* Data for this exercise *
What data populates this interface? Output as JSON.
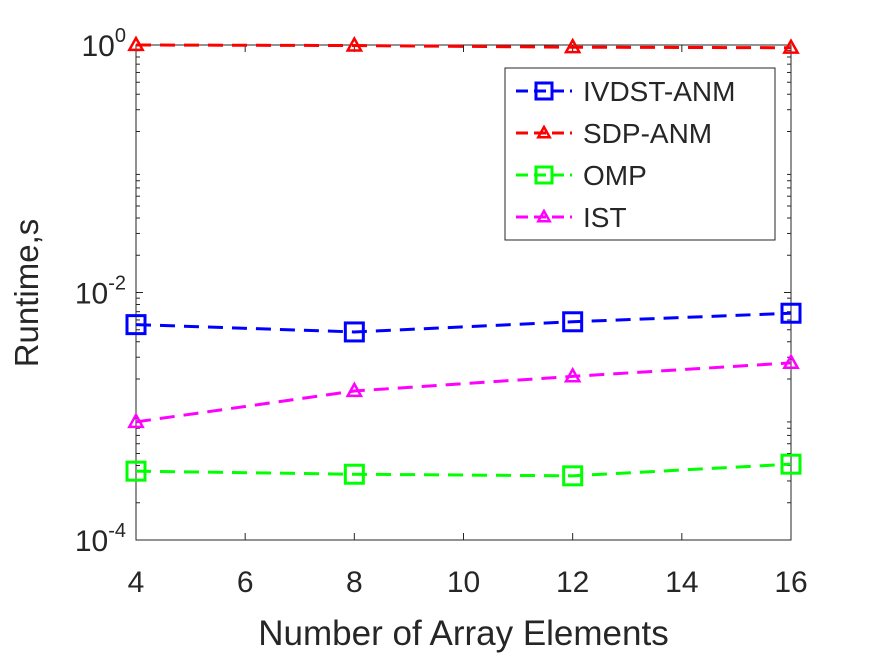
{
  "chart_data": {
    "type": "line",
    "title": "",
    "xlabel": "Number of Array Elements",
    "ylabel": "Runtime,s",
    "yscale": "log",
    "xlim": [
      4,
      16
    ],
    "ylim": [
      0.0001,
      1
    ],
    "x_ticks": [
      4,
      6,
      8,
      10,
      12,
      14,
      16
    ],
    "x_tick_labels": [
      "4",
      "6",
      "8",
      "10",
      "12",
      "14",
      "16"
    ],
    "y_ticks": [
      {
        "value": 0.0001,
        "base": "10",
        "exp": "-4"
      },
      {
        "value": 0.01,
        "base": "10",
        "exp": "-2"
      },
      {
        "value": 1,
        "base": "10",
        "exp": "0"
      }
    ],
    "legend_position": "top-right",
    "x": [
      4,
      8,
      12,
      16
    ],
    "series": [
      {
        "name": "IVDST-ANM",
        "color": "#0000ff",
        "marker": "square",
        "values": [
          0.0055,
          0.0048,
          0.0058,
          0.0068
        ]
      },
      {
        "name": "SDP-ANM",
        "color": "#ff0000",
        "marker": "triangle",
        "values": [
          1.0,
          0.99,
          0.96,
          0.95
        ]
      },
      {
        "name": "OMP",
        "color": "#00ff00",
        "marker": "square",
        "values": [
          0.00036,
          0.00034,
          0.00033,
          0.00041
        ]
      },
      {
        "name": "IST",
        "color": "#ff00ff",
        "marker": "triangle",
        "values": [
          0.0009,
          0.0016,
          0.0021,
          0.0027
        ]
      }
    ]
  }
}
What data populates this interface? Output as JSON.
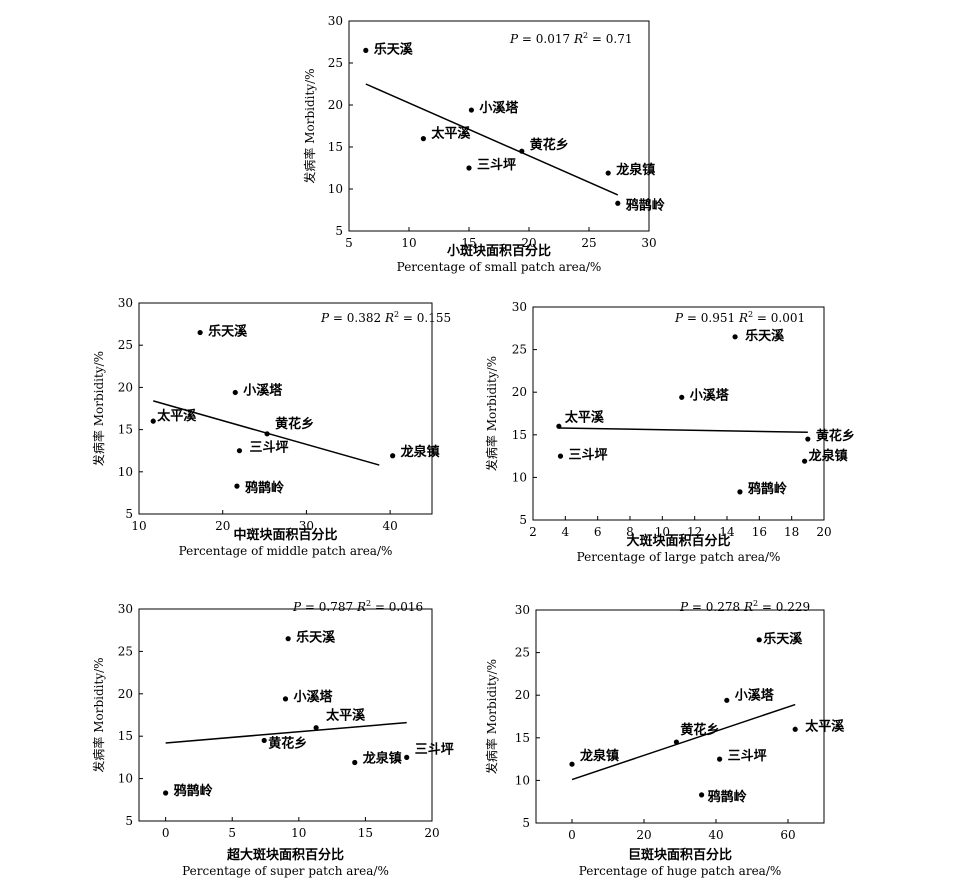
{
  "chart_data": [
    {
      "type": "scatter",
      "id": "small",
      "stat_p_label": "P",
      "stat_p_value": "= 0.017",
      "stat_r2_label": "R",
      "stat_r2_value": "= 0.71",
      "ylabel": "发病率 Morbidity/%",
      "xlabel_cn": "小斑块面积百分比",
      "xlabel_en": "Percentage of small patch area/%",
      "xlim": [
        5,
        30
      ],
      "ylim": [
        5,
        30
      ],
      "xticks": [
        5,
        10,
        15,
        20,
        25,
        30
      ],
      "yticks": [
        5,
        10,
        15,
        20,
        25,
        30
      ],
      "points": [
        {
          "label": "乐天溪",
          "x": 6.4,
          "y": 26.5
        },
        {
          "label": "小溪塔",
          "x": 15.2,
          "y": 19.4
        },
        {
          "label": "太平溪",
          "x": 11.2,
          "y": 16.0
        },
        {
          "label": "黄花乡",
          "x": 19.4,
          "y": 14.5
        },
        {
          "label": "三斗坪",
          "x": 15.0,
          "y": 12.5
        },
        {
          "label": "龙泉镇",
          "x": 26.6,
          "y": 11.9
        },
        {
          "label": "鸦鹊岭",
          "x": 27.4,
          "y": 8.3
        }
      ],
      "fit": [
        [
          6.4,
          22.5
        ],
        [
          27.4,
          9.3
        ]
      ]
    },
    {
      "type": "scatter",
      "id": "middle",
      "stat_p_label": "P",
      "stat_p_value": "= 0.382",
      "stat_r2_label": "R",
      "stat_r2_value": "= 0.155",
      "ylabel": "发病率 Morbidity/%",
      "xlabel_cn": "中斑块面积百分比",
      "xlabel_en": "Percentage of middle patch area/%",
      "xlim": [
        10,
        45
      ],
      "ylim": [
        5,
        30
      ],
      "xticks": [
        10,
        20,
        30,
        40
      ],
      "yticks": [
        5,
        10,
        15,
        20,
        25,
        30
      ],
      "points": [
        {
          "label": "乐天溪",
          "x": 17.3,
          "y": 26.5
        },
        {
          "label": "小溪塔",
          "x": 21.5,
          "y": 19.4
        },
        {
          "label": "太平溪",
          "x": 11.7,
          "y": 16.0
        },
        {
          "label": "黄花乡",
          "x": 25.3,
          "y": 14.5
        },
        {
          "label": "三斗坪",
          "x": 22.0,
          "y": 12.5
        },
        {
          "label": "龙泉镇",
          "x": 40.3,
          "y": 11.9
        },
        {
          "label": "鸦鹊岭",
          "x": 21.7,
          "y": 8.3
        }
      ],
      "fit": [
        [
          11.7,
          18.4
        ],
        [
          38.7,
          10.8
        ]
      ]
    },
    {
      "type": "scatter",
      "id": "large",
      "stat_p_label": "P",
      "stat_p_value": "= 0.951",
      "stat_r2_label": "R",
      "stat_r2_value": "= 0.001",
      "ylabel": "发病率 Morbidity/%",
      "xlabel_cn": "大斑块面积百分比",
      "xlabel_en": "Percentage of large patch area/%",
      "xlim": [
        2,
        20
      ],
      "ylim": [
        5,
        30
      ],
      "xticks": [
        2,
        4,
        6,
        8,
        10,
        12,
        14,
        16,
        18,
        20
      ],
      "yticks": [
        5,
        10,
        15,
        20,
        25,
        30
      ],
      "points": [
        {
          "label": "乐天溪",
          "x": 14.5,
          "y": 26.5
        },
        {
          "label": "小溪塔",
          "x": 11.2,
          "y": 19.4
        },
        {
          "label": "太平溪",
          "x": 3.6,
          "y": 16.0
        },
        {
          "label": "黄花乡",
          "x": 19.0,
          "y": 14.5
        },
        {
          "label": "三斗坪",
          "x": 3.7,
          "y": 12.5
        },
        {
          "label": "龙泉镇",
          "x": 18.8,
          "y": 11.9
        },
        {
          "label": "鸦鹊岭",
          "x": 14.8,
          "y": 8.3
        }
      ],
      "fit": [
        [
          3.6,
          15.8
        ],
        [
          19.0,
          15.3
        ]
      ]
    },
    {
      "type": "scatter",
      "id": "super",
      "stat_p_label": "P",
      "stat_p_value": "= 0.787",
      "stat_r2_label": "R",
      "stat_r2_value": "= 0.016",
      "ylabel": "发病率 Morbidity/%",
      "xlabel_cn": "超大斑块面积百分比",
      "xlabel_en": "Percentage of super patch area/%",
      "xlim": [
        -2,
        20
      ],
      "ylim": [
        5,
        30
      ],
      "xticks": [
        0,
        5,
        10,
        15,
        20
      ],
      "yticks": [
        5,
        10,
        15,
        20,
        25,
        30
      ],
      "points": [
        {
          "label": "乐天溪",
          "x": 9.2,
          "y": 26.5
        },
        {
          "label": "小溪塔",
          "x": 9.0,
          "y": 19.4
        },
        {
          "label": "太平溪",
          "x": 11.3,
          "y": 16.0
        },
        {
          "label": "黄花乡",
          "x": 7.4,
          "y": 14.5
        },
        {
          "label": "龙泉镇",
          "x": 14.2,
          "y": 11.9
        },
        {
          "label": "三斗坪",
          "x": 18.1,
          "y": 12.5
        },
        {
          "label": "鸦鹊岭",
          "x": 0.0,
          "y": 8.3
        }
      ],
      "fit": [
        [
          0.0,
          14.2
        ],
        [
          18.1,
          16.6
        ]
      ]
    },
    {
      "type": "scatter",
      "id": "huge",
      "stat_p_label": "P",
      "stat_p_value": "= 0.278",
      "stat_r2_label": "R",
      "stat_r2_value": "= 0.229",
      "ylabel": "发病率 Morbidity/%",
      "xlabel_cn": "巨斑块面积百分比",
      "xlabel_en": "Percentage of huge patch area/%",
      "xlim": [
        -10,
        70
      ],
      "ylim": [
        5,
        30
      ],
      "xticks": [
        0,
        20,
        40,
        60
      ],
      "yticks": [
        5,
        10,
        15,
        20,
        25,
        30
      ],
      "points": [
        {
          "label": "乐天溪",
          "x": 52.0,
          "y": 26.5
        },
        {
          "label": "小溪塔",
          "x": 43.0,
          "y": 19.4
        },
        {
          "label": "太平溪",
          "x": 62.0,
          "y": 16.0
        },
        {
          "label": "黄花乡",
          "x": 29.0,
          "y": 14.5
        },
        {
          "label": "龙泉镇",
          "x": 0.0,
          "y": 11.9
        },
        {
          "label": "三斗坪",
          "x": 41.0,
          "y": 12.5
        },
        {
          "label": "鸦鹊岭",
          "x": 36.0,
          "y": 8.3
        }
      ],
      "fit": [
        [
          0.0,
          10.1
        ],
        [
          62.0,
          18.9
        ]
      ]
    }
  ]
}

* Short exercise *
Search the listing above for the string "area". Copy every line that contains it.

* Result of the exercise *
      "xlabel_en": "Percentage of small patch area/%",
      "xlabel_en": "Percentage of middle patch area/%",
      "xlabel_en": "Percentage of large patch area/%",
      "xlabel_en": "Percentage of super patch area/%",
      "xlabel_en": "Percentage of huge patch area/%",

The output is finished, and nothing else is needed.